start
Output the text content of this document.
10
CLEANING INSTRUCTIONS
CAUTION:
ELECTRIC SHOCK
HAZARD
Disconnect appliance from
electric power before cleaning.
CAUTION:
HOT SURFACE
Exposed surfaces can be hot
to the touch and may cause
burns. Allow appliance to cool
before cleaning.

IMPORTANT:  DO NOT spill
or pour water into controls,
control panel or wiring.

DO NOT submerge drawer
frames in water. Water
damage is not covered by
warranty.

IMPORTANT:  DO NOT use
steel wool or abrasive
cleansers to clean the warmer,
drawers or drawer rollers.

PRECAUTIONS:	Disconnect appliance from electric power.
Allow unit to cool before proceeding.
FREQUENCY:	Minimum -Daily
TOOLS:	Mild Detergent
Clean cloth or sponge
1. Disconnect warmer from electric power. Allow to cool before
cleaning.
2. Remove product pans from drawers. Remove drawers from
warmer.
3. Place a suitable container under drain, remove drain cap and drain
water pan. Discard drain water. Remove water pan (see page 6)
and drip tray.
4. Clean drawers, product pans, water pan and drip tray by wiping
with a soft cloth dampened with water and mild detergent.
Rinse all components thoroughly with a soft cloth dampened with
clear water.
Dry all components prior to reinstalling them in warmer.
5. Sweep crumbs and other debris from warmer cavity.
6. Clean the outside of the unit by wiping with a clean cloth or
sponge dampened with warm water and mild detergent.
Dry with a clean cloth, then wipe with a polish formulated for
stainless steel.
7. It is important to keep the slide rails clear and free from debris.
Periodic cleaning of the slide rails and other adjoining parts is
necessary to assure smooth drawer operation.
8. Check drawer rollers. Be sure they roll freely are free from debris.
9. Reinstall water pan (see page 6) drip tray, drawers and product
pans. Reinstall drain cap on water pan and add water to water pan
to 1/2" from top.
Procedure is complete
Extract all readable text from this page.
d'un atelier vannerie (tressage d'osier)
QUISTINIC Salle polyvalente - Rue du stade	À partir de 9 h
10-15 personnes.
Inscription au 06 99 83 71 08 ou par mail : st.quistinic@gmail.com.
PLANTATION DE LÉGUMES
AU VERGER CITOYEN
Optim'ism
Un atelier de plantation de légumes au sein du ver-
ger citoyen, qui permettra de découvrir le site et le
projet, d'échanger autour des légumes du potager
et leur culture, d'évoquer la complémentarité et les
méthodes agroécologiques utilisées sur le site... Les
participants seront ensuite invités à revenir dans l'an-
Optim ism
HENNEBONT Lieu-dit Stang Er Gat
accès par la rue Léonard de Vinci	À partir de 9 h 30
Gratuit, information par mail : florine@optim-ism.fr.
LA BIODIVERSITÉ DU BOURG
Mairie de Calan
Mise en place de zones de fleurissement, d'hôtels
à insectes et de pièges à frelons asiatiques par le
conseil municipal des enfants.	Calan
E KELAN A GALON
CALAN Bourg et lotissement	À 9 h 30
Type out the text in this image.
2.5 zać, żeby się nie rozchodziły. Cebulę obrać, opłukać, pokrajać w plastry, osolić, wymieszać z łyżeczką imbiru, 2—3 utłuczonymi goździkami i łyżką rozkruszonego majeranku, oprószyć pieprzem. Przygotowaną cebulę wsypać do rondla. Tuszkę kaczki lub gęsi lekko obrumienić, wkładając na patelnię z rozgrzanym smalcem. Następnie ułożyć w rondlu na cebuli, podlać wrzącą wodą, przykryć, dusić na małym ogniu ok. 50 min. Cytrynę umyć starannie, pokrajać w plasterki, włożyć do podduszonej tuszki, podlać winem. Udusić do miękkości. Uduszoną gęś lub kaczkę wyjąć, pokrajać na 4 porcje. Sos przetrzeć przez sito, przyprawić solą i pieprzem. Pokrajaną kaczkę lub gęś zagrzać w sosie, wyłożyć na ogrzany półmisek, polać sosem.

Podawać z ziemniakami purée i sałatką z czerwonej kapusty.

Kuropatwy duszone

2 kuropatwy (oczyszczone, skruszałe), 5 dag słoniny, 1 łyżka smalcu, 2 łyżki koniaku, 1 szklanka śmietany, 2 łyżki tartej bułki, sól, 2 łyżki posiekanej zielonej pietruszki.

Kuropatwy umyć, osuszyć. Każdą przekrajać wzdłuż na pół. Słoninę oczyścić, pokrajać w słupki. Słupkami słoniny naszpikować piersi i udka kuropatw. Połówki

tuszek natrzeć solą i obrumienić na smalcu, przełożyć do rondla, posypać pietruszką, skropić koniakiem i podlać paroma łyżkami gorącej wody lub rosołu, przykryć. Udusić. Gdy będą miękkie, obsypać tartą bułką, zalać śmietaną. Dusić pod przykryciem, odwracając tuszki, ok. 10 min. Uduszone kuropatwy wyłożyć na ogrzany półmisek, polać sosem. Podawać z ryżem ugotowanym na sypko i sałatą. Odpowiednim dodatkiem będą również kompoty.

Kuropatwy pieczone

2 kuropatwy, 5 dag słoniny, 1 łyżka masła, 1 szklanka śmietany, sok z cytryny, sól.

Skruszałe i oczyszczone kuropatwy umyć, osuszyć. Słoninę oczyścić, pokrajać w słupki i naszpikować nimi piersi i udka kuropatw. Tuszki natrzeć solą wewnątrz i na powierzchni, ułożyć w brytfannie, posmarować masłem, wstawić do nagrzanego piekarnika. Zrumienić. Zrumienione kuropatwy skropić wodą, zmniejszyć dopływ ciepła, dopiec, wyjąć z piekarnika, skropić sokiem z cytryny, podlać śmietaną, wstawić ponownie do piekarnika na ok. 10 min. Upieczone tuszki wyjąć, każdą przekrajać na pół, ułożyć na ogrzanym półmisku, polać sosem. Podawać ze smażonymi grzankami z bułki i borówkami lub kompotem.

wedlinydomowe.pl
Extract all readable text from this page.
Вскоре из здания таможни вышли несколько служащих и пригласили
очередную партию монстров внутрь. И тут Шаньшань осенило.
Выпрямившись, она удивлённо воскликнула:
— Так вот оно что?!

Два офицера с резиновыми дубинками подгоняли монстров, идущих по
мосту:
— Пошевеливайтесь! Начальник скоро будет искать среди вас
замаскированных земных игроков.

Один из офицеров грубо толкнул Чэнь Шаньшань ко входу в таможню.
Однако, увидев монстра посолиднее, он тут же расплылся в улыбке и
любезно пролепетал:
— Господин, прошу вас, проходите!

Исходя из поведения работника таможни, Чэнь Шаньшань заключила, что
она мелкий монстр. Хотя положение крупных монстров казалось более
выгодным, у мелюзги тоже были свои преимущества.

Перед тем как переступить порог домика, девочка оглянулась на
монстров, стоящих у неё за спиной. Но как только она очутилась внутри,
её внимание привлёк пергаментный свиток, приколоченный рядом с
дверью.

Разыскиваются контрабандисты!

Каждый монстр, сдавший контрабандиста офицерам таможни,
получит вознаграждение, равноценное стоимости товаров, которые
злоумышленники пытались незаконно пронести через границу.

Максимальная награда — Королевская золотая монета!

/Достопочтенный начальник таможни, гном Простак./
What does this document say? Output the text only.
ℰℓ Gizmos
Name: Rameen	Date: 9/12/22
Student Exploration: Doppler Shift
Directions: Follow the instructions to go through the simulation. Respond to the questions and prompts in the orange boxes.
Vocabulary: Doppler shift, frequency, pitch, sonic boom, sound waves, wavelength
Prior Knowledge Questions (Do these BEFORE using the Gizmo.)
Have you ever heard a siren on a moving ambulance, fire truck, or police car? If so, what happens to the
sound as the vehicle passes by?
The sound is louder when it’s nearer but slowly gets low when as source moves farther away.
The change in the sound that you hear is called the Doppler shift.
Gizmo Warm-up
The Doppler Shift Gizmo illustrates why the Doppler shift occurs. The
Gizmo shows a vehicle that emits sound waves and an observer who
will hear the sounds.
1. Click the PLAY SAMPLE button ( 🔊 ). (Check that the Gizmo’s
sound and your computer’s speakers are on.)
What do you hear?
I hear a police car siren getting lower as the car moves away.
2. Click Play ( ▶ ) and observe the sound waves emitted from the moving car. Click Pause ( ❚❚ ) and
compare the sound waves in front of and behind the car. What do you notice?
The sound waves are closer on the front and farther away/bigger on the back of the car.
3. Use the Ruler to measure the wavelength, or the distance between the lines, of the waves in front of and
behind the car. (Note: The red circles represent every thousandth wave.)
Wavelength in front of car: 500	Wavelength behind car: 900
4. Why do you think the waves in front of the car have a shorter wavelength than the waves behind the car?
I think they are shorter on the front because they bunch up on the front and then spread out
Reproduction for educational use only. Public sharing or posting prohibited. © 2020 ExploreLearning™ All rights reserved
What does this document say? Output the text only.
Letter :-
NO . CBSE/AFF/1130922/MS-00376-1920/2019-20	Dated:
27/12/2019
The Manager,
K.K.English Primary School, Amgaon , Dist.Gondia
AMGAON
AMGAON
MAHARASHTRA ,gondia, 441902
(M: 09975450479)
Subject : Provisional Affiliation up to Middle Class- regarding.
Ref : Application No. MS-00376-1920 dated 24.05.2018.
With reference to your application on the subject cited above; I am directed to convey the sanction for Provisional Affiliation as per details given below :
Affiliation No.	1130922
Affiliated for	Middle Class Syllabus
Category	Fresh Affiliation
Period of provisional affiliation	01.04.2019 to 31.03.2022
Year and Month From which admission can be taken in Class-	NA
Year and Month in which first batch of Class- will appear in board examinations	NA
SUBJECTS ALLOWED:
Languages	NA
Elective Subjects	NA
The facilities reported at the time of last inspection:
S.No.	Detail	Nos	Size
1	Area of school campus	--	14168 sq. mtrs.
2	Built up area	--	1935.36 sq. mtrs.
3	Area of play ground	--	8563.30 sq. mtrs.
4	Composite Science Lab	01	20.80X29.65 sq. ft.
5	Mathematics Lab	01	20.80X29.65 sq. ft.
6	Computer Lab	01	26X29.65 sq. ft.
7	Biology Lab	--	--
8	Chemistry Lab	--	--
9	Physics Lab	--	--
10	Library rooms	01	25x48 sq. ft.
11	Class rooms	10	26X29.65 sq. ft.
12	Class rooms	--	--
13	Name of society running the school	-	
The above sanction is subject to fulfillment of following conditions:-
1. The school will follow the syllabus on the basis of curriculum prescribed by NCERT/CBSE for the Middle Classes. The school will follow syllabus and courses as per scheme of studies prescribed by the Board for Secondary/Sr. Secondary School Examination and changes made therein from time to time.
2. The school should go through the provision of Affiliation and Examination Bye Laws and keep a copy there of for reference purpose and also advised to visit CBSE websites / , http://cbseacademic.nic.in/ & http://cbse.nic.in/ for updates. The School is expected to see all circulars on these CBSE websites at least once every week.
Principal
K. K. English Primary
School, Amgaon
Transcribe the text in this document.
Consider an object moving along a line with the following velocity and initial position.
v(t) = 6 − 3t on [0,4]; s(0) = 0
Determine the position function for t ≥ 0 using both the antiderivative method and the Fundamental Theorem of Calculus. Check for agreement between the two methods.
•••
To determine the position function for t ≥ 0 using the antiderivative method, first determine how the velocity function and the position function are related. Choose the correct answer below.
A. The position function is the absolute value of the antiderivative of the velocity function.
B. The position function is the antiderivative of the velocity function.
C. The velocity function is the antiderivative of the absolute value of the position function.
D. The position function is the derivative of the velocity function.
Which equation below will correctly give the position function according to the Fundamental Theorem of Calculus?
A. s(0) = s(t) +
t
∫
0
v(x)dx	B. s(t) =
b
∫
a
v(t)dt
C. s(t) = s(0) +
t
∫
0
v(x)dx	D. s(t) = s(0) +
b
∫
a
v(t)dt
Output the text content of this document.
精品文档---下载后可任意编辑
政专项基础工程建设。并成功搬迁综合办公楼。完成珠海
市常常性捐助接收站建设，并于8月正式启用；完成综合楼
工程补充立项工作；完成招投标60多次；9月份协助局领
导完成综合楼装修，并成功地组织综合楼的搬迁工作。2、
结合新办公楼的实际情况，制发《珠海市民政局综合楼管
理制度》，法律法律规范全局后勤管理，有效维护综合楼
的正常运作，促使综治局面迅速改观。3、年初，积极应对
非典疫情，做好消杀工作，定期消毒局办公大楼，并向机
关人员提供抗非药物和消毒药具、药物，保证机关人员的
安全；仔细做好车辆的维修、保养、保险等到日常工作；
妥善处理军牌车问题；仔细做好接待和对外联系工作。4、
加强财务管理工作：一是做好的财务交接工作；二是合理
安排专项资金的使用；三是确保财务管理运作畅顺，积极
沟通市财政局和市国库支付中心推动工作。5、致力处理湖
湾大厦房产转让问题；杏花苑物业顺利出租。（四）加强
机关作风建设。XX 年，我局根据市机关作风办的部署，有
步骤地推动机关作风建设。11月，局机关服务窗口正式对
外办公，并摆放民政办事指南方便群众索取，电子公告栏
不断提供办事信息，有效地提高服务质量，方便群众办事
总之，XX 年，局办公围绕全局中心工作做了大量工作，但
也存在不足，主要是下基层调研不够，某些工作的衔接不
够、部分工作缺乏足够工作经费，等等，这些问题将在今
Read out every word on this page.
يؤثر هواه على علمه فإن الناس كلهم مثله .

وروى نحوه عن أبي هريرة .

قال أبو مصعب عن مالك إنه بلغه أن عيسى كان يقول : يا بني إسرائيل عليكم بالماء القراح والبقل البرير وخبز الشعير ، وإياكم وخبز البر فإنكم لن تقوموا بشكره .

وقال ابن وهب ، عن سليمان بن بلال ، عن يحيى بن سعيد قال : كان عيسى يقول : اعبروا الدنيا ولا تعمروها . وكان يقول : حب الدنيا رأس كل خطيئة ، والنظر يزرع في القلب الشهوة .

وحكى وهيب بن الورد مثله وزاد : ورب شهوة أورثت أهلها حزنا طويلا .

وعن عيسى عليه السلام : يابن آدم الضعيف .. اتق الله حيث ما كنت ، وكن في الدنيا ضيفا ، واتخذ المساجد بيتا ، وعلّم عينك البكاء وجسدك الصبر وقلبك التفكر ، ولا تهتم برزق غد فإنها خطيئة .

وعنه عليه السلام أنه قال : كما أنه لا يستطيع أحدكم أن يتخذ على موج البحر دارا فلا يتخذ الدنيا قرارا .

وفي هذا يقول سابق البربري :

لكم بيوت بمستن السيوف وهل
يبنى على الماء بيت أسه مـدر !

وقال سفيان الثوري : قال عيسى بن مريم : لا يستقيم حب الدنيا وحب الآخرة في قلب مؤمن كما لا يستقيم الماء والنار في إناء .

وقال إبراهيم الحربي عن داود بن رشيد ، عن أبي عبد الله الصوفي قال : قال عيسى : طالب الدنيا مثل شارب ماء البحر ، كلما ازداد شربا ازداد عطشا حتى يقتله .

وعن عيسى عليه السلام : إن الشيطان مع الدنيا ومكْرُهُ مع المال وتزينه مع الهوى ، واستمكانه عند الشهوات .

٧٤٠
end
§ Short exercise: Of the lines above, how many contain the word "słupki"? Provide the number and nothing else.

§ Exercise solution: 2